>> START

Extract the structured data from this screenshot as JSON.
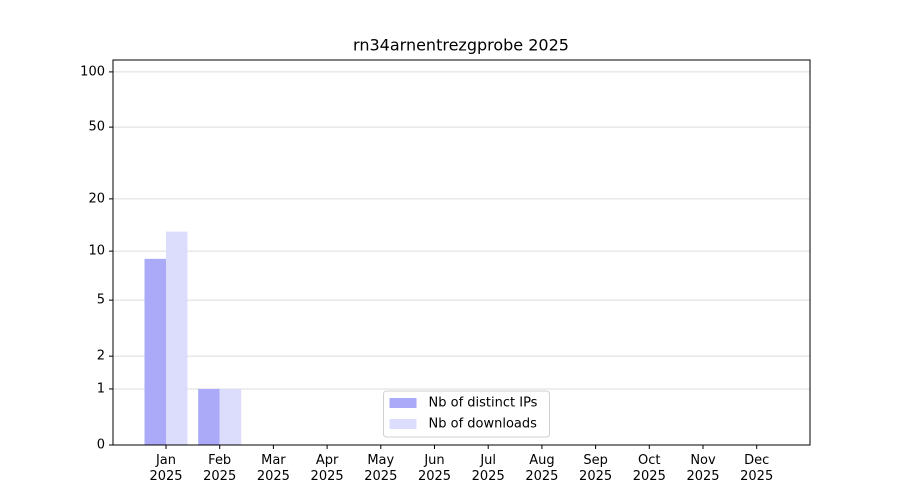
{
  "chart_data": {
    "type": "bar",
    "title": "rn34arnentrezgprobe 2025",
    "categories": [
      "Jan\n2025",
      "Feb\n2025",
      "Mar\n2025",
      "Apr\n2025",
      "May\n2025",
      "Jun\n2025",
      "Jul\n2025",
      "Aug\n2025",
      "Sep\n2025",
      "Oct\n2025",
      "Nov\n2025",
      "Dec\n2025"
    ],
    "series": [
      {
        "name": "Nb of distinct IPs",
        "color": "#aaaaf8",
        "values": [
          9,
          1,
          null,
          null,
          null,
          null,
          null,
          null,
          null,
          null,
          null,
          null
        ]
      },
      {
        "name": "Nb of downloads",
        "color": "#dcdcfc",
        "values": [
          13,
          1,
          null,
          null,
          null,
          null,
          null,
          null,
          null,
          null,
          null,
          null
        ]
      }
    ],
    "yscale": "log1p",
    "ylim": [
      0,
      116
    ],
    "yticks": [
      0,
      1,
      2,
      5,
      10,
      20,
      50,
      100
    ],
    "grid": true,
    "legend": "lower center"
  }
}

>> END
>> START

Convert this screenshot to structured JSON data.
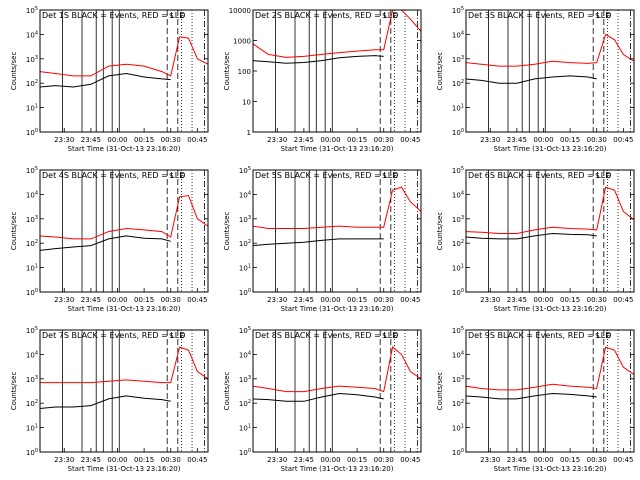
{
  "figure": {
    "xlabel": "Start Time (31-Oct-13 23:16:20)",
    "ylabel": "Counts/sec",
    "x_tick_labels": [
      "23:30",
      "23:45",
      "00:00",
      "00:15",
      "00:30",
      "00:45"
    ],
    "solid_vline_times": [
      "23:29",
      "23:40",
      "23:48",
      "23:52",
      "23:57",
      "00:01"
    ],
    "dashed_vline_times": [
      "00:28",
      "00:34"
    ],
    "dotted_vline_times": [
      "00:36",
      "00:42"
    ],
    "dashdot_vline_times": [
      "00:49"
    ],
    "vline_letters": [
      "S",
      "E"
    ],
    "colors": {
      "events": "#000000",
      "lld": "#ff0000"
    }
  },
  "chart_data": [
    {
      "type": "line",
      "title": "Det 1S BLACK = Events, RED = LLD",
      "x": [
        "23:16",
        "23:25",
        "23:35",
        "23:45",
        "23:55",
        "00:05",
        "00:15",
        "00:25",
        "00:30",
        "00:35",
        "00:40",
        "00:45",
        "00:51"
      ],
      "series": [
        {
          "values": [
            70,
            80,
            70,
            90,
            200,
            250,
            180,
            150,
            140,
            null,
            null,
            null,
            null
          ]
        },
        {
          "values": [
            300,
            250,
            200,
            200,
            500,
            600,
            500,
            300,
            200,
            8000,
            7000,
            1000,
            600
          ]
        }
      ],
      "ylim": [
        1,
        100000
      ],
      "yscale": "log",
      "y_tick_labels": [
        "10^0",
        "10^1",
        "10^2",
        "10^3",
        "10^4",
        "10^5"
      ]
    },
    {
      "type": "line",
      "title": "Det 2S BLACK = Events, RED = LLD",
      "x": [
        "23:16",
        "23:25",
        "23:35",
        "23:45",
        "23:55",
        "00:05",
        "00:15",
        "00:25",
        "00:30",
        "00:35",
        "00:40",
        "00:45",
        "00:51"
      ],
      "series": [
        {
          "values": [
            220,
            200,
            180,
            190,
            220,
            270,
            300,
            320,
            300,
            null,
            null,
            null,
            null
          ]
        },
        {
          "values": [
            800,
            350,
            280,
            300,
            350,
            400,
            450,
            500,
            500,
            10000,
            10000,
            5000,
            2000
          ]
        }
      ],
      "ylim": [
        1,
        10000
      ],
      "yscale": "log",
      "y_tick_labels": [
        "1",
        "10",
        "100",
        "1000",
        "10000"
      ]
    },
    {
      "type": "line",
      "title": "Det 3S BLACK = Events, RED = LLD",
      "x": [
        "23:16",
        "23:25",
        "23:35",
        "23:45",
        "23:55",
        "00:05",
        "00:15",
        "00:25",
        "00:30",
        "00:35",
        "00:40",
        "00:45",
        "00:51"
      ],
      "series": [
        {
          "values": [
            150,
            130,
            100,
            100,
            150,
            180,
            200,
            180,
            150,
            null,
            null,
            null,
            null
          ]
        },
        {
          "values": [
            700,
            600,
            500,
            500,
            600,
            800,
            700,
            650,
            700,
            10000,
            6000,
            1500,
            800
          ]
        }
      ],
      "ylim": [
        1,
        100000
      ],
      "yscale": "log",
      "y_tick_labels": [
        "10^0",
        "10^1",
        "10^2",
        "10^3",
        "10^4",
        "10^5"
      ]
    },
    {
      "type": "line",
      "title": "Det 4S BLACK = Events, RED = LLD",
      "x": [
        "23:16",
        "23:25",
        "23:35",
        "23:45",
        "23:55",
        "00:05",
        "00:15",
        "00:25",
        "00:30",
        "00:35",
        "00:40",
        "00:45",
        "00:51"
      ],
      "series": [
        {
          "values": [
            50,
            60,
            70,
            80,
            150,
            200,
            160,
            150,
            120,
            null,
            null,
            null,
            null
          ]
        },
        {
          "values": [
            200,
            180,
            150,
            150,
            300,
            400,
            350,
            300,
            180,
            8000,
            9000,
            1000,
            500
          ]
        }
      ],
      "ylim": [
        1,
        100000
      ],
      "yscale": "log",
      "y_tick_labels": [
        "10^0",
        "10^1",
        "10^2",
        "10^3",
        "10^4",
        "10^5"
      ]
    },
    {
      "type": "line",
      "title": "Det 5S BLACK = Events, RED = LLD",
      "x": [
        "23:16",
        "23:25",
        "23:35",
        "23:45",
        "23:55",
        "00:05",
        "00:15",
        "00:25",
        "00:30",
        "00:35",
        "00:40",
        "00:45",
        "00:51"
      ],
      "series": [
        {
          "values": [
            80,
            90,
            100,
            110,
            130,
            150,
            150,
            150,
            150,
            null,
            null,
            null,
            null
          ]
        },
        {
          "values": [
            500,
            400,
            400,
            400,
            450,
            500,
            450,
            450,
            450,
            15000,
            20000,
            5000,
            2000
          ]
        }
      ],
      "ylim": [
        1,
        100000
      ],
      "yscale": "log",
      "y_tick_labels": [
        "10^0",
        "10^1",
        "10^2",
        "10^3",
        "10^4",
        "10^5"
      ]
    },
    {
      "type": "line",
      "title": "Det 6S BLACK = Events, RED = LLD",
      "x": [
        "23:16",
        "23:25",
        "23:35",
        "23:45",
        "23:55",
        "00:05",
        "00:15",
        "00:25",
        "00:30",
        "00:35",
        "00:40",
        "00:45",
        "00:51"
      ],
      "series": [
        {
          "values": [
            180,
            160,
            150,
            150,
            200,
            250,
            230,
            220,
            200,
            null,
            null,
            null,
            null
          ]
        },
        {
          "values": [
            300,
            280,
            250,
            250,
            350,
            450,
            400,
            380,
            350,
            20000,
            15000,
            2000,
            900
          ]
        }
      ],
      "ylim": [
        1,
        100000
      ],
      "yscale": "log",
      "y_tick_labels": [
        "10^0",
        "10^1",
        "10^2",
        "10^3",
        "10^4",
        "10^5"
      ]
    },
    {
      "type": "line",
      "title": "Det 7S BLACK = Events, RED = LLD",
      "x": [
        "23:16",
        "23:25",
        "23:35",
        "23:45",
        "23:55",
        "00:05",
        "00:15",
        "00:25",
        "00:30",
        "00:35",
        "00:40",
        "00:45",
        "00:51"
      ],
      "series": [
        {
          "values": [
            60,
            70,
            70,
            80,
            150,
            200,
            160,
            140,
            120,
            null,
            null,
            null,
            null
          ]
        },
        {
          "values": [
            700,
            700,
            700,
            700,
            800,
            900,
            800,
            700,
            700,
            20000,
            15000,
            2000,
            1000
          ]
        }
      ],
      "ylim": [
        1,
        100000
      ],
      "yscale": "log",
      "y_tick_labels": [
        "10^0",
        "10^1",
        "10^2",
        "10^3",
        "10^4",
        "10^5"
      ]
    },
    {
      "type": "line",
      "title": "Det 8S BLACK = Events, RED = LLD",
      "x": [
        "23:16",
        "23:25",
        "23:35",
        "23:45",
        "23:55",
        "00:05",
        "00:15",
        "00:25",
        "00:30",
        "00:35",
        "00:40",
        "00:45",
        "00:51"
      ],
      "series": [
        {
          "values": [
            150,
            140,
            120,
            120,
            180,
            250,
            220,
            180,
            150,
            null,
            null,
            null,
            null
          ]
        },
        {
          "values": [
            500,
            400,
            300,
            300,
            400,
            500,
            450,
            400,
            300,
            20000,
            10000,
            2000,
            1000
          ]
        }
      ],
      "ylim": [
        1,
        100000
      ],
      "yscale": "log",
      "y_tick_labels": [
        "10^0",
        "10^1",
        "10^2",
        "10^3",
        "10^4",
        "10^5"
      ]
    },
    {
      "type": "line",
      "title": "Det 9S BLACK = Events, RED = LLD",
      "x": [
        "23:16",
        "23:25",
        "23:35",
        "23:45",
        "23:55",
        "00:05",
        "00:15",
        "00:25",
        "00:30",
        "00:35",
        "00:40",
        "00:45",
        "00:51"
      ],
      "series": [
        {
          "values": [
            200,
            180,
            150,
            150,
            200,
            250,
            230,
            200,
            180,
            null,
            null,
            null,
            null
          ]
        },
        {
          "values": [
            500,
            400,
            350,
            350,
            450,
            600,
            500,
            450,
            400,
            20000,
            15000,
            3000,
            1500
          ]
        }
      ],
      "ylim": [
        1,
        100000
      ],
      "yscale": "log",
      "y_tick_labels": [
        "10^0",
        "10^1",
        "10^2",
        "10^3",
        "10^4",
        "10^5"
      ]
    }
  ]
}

>> END

• _Task objective_: Within the material above, find the lines that contain the word "this"; copy them.

• _Result_:
Extract the structured data from this screenshot as JSON.
Convert this screenshot to structured JSON data.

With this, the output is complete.